(Dataset records)
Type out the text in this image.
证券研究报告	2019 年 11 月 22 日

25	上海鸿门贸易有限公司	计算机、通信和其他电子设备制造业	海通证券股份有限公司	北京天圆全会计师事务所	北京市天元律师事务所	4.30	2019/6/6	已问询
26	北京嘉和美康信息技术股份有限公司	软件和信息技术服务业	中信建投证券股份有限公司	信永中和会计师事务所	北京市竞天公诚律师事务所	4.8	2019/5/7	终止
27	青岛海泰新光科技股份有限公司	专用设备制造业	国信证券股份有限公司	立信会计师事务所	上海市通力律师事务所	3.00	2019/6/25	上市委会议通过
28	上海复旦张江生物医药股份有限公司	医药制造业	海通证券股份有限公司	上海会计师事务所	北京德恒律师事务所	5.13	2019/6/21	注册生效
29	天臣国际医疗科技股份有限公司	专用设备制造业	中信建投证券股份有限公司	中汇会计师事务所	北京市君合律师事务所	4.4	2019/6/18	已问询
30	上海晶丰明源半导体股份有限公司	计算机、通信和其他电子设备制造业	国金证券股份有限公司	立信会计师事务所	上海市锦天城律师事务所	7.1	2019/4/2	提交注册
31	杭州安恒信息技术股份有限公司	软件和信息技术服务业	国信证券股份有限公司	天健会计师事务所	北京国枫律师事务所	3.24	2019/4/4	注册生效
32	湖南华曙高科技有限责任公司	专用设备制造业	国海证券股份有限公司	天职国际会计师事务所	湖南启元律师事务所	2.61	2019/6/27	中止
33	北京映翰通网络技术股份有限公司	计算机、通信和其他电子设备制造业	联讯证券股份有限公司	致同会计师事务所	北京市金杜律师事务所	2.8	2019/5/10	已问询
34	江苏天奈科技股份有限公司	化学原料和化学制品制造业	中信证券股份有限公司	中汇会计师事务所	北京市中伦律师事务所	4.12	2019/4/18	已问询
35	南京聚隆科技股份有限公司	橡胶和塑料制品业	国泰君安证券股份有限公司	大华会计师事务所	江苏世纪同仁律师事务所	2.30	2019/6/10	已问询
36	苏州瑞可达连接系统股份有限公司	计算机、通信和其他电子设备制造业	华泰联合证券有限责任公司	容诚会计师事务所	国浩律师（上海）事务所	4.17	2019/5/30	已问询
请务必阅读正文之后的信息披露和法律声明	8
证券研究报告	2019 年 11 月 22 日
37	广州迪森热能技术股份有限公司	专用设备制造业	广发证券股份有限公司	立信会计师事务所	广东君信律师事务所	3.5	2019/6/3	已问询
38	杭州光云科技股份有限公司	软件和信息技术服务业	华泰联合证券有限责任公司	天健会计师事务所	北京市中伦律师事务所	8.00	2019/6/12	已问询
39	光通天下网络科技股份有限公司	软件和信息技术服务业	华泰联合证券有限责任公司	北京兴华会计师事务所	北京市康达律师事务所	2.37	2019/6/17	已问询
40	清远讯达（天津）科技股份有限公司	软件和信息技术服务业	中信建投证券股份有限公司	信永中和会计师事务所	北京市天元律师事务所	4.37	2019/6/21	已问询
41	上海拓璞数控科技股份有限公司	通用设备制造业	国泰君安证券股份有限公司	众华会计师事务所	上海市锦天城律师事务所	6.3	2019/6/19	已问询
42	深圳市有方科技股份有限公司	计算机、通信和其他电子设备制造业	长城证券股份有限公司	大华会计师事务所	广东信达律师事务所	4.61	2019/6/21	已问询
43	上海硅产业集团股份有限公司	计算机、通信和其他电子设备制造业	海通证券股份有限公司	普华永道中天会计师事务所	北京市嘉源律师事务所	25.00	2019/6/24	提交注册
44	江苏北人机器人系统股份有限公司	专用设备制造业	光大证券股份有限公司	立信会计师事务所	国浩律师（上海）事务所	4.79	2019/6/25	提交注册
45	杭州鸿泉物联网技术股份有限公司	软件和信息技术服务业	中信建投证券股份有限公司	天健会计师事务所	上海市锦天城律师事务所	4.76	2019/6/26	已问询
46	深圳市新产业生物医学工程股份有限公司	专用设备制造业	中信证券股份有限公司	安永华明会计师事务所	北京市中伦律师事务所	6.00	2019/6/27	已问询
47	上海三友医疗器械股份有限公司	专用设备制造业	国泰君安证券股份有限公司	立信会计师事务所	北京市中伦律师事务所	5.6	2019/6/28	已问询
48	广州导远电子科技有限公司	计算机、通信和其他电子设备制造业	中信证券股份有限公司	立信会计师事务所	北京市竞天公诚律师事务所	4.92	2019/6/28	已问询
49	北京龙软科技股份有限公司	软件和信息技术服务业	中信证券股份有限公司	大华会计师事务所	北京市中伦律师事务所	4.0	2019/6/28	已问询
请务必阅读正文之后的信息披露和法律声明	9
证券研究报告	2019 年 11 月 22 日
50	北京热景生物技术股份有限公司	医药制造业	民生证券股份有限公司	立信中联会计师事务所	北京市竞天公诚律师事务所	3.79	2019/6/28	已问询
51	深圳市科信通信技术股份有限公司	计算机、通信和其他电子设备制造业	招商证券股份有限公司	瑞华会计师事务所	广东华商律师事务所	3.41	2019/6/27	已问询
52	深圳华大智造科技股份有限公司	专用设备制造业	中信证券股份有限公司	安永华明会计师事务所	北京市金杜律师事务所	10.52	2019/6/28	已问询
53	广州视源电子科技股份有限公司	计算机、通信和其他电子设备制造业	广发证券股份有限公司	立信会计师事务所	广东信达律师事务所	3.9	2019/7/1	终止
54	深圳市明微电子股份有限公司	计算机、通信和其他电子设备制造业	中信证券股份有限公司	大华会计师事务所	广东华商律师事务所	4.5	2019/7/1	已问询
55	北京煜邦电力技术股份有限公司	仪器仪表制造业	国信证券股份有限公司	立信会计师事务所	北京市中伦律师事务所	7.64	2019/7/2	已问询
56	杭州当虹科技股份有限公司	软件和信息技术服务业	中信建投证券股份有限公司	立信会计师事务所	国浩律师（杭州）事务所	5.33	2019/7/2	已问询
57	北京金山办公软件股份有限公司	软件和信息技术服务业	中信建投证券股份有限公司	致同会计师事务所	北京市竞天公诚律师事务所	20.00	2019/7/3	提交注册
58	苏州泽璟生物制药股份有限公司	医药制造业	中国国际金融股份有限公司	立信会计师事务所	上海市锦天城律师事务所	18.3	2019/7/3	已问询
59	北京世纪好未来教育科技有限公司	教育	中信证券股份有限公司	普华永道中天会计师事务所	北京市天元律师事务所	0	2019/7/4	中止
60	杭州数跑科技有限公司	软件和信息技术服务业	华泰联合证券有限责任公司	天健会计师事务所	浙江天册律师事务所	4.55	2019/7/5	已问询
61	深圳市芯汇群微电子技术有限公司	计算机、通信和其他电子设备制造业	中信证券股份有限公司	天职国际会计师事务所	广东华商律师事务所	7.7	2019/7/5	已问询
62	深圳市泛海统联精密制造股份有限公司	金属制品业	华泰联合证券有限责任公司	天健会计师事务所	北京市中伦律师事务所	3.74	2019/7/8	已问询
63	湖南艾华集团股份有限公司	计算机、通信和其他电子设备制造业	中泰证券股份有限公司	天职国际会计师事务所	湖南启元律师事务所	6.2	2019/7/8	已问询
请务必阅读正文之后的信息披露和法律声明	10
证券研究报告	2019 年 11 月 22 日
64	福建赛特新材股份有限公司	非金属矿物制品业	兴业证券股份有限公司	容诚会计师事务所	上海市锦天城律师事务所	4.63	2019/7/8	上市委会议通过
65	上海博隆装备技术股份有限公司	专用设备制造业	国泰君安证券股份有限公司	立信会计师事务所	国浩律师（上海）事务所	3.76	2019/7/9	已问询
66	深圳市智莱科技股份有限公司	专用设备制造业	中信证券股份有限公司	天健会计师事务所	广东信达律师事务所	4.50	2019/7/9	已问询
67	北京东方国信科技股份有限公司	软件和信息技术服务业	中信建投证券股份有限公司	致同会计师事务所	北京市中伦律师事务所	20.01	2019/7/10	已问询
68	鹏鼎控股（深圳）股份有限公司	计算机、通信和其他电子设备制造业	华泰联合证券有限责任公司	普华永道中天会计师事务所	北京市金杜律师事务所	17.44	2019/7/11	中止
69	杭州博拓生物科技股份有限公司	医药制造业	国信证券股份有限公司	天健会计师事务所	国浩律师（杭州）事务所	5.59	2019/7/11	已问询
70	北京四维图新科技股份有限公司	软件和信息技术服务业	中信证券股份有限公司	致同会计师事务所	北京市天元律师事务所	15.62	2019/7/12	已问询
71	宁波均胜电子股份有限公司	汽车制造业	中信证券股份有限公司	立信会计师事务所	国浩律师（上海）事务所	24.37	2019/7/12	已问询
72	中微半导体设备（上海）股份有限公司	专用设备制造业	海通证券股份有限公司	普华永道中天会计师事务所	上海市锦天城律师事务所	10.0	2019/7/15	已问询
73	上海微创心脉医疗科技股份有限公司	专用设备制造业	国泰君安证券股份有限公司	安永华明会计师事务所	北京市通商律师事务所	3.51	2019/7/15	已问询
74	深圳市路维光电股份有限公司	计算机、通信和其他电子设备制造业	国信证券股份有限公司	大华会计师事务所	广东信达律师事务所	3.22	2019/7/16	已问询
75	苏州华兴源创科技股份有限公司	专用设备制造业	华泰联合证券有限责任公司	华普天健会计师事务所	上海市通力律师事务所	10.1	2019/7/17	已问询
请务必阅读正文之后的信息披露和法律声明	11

Work to do ->
Go through the data and count each line that has the word "北京市金杜律师事务所", then give the total alone.

Exercise solution ->
3